[EXERCISE MATERIAL]:
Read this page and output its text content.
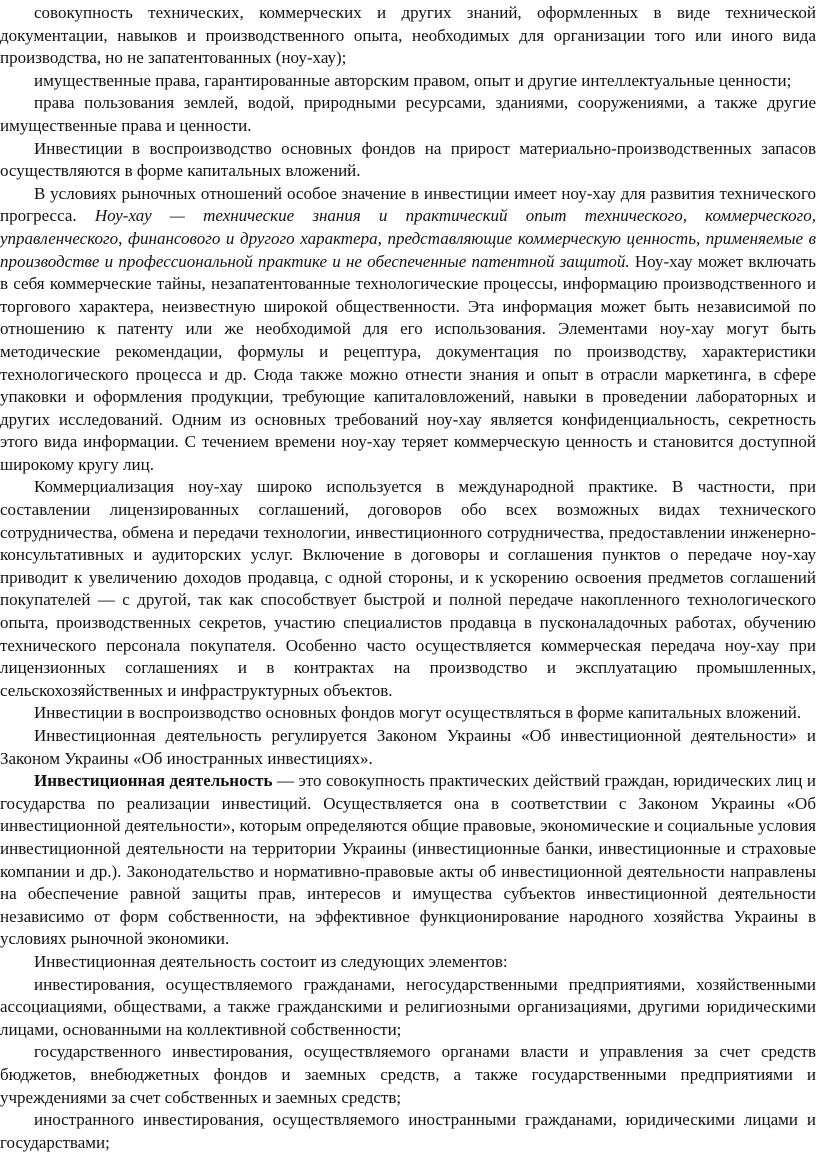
совокупность технических, коммерческих и других знаний, оформленных в виде технической документации, навыков и производственного опыта, необходимых для организации того или иного вида производства, но не запатентованных (ноу-хау);

имущественные права, гарантированные авторским правом, опыт и другие интеллектуальные ценности;

права пользования землей, водой, природными ресурсами, зданиями, сооружениями, а также другие имущественные права и ценности.

Инвестиции в воспроизводство основных фондов на прирост материально-производственных запасов осуществляются в форме капитальных вложений.

В условиях рыночных отношений особое значение в инвестиции имеет ноу-хау для развития технического прогресса. Ноу-хау — технические знания и практический опыт технического, коммерческого, управленческого, финансового и другого характера, представляющие коммерческую ценность, применяемые в производстве и профессиональной практике и не обеспеченные патентной защитой. Ноу-хау может включать в себя коммерческие тайны, незапатентованные технологические процессы, информацию производственного и торгового характера, неизвестную широкой общественности. Эта информация может быть независимой по отношению к патенту или же необходимой для его использования. Элементами ноу-хау могут быть методические рекомендации, формулы и рецептура, документация по производству, характеристики технологического процесса и др. Сюда также можно отнести знания и опыт в отрасли маркетинга, в сфере упаковки и оформления продукции, требующие капиталовложений, навыки в проведении лабораторных и других исследований. Одним из основных требований ноу-хау является конфиденциальность, секретность этого вида информации. С течением времени ноу-хау теряет коммерческую ценность и становится доступной широкому кругу лиц.

Коммерциализация ноу-хау широко используется в международной практике. В частности, при составлении лицензированных соглашений, договоров обо всех возможных видах технического сотрудничества, обмена и передачи технологии, инвестиционного сотрудничества, предоставлении инженерно-консультативных и аудиторских услуг. Включение в договоры и соглашения пунктов о передаче ноу-хау приводит к увеличению доходов продавца, с одной стороны, и к ускорению освоения предметов соглашений покупателей — с другой, так как способствует быстрой и полной передаче накопленного технологического опыта, производственных секретов, участию специалистов продавца в пусконаладочных работах, обучению технического персонала покупателя. Особенно часто осуществляется коммерческая передача ноу-хау при лицензионных соглашениях и в контрактах на производство и эксплуатацию промышленных, сельскохозяйственных и инфраструктурных объектов.

Инвестиции в воспроизводство основных фондов могут осуществляться в форме капитальных вложений.

Инвестиционная деятельность регулируется Законом Украины «Об инвестиционной деятельности» и Законом Украины «Об иностранных инвестициях».

Инвестиционная деятельность — это совокупность практических действий граждан, юридических лиц и государства по реализации инвестиций. Осуществляется она в соответствии с Законом Украины «Об инвестиционной деятельности», которым определяются общие правовые, экономические и социальные условия инвестиционной деятельности на территории Украины (инвестиционные банки, инвестиционные и страховые компании и др.). Законодательство и нормативно-правовые акты об инвестиционной деятельности направлены на обеспечение равной защиты прав, интересов и имущества субъектов инвестиционной деятельности независимо от форм собственности, на эффективное функционирование народного хозяйства Украины в условиях рыночной экономики.

Инвестиционная деятельность состоит из следующих элементов:

инвестирования, осуществляемого гражданами, негосударственными предприятиями, хозяйственными ассоциациями, обществами, а также гражданскими и религиозными организациями, другими юридическими лицами, основанными на коллективной собственности;

государственного инвестирования, осуществляемого органами власти и управления за счет средств бюджетов, внебюджетных фондов и заемных средств, а также государственными предприятиями и учреждениями за счет собственных и заемных средств;

иностранного инвестирования, осуществляемого иностранными гражданами, юридическими лицами и государствами;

[TO BE DONE]: Pictures are not part of the copy; reproduce everything else in the records exactly.

[SOLUTION TO THIS PROBLEM]:
Read this page and output its text content.
совокупность технических, коммерческих и других знаний, оформленных в виде технической документации, навыков и производственного опыта, необходимых для организации того или иного вида производства, но не запатентованных (ноу-хау);

имущественные права, гарантированные авторским правом, опыт и другие интеллектуальные ценности;

права пользования землей, водой, природными ресурсами, зданиями, сооружениями, а также другие имущественные права и ценности.

Инвестиции в воспроизводство основных фондов на прирост материально-производственных запасов осуществляются в форме капитальных вложений.

В условиях рыночных отношений особое значение в инвестиции имеет ноу-хау для развития технического прогресса. Ноу-хау — технические знания и практический опыт технического, коммерческого, управленческого, финансового и другого характера, представляющие коммерческую ценность, применяемые в производстве и профессиональной практике и не обеспеченные патентной защитой. Ноу-хау может включать в себя коммерческие тайны, незапатентованные технологические процессы, информацию производственного и торгового характера, неизвестную широкой общественности. Эта информация может быть независимой по отношению к патенту или же необходимой для его использования. Элементами ноу-хау могут быть методические рекомендации, формулы и рецептура, документация по производству, характеристики технологического процесса и др. Сюда также можно отнести знания и опыт в отрасли маркетинга, в сфере упаковки и оформления продукции, требующие капиталовложений, навыки в проведении лабораторных и других исследований. Одним из основных требований ноу-хау является конфиденциальность, секретность этого вида информации. С течением времени ноу-хау теряет коммерческую ценность и становится доступной широкому кругу лиц.

Коммерциализация ноу-хау широко используется в международной практике. В частности, при составлении лицензированных соглашений, договоров обо всех возможных видах технического сотрудничества, обмена и передачи технологии, инвестиционного сотрудничества, предоставлении инженерно-консультативных и аудиторских услуг. Включение в договоры и соглашения пунктов о передаче ноу-хау приводит к увеличению доходов продавца, с одной стороны, и к ускорению освоения предметов соглашений покупателей — с другой, так как способствует быстрой и полной передаче накопленного технологического опыта, производственных секретов, участию специалистов продавца в пусконаладочных работах, обучению технического персонала покупателя. Особенно часто осуществляется коммерческая передача ноу-хау при лицензионных соглашениях и в контрактах на производство и эксплуатацию промышленных, сельскохозяйственных и инфраструктурных объектов.

Инвестиции в воспроизводство основных фондов могут осуществляться в форме капитальных вложений.

Инвестиционная деятельность регулируется Законом Украины «Об инвестиционной деятельности» и Законом Украины «Об иностранных инвестициях».

Инвестиционная деятельность — это совокупность практических действий граждан, юридических лиц и государства по реализации инвестиций. Осуществляется она в соответствии с Законом Украины «Об инвестиционной деятельности», которым определяются общие правовые, экономические и социальные условия инвестиционной деятельности на территории Украины (инвестиционные банки, инвестиционные и страховые компании и др.). Законодательство и нормативно-правовые акты об инвестиционной деятельности направлены на обеспечение равной защиты прав, интересов и имущества субъектов инвестиционной деятельности независимо от форм собственности, на эффективное функционирование народного хозяйства Украины в условиях рыночной экономики.

Инвестиционная деятельность состоит из следующих элементов:

инвестирования, осуществляемого гражданами, негосударственными предприятиями, хозяйственными ассоциациями, обществами, а также гражданскими и религиозными организациями, другими юридическими лицами, основанными на коллективной собственности;

государственного инвестирования, осуществляемого органами власти и управления за счет средств бюджетов, внебюджетных фондов и заемных средств, а также государственными предприятиями и учреждениями за счет собственных и заемных средств;

иностранного инвестирования, осуществляемого иностранными гражданами, юридическими лицами и государствами;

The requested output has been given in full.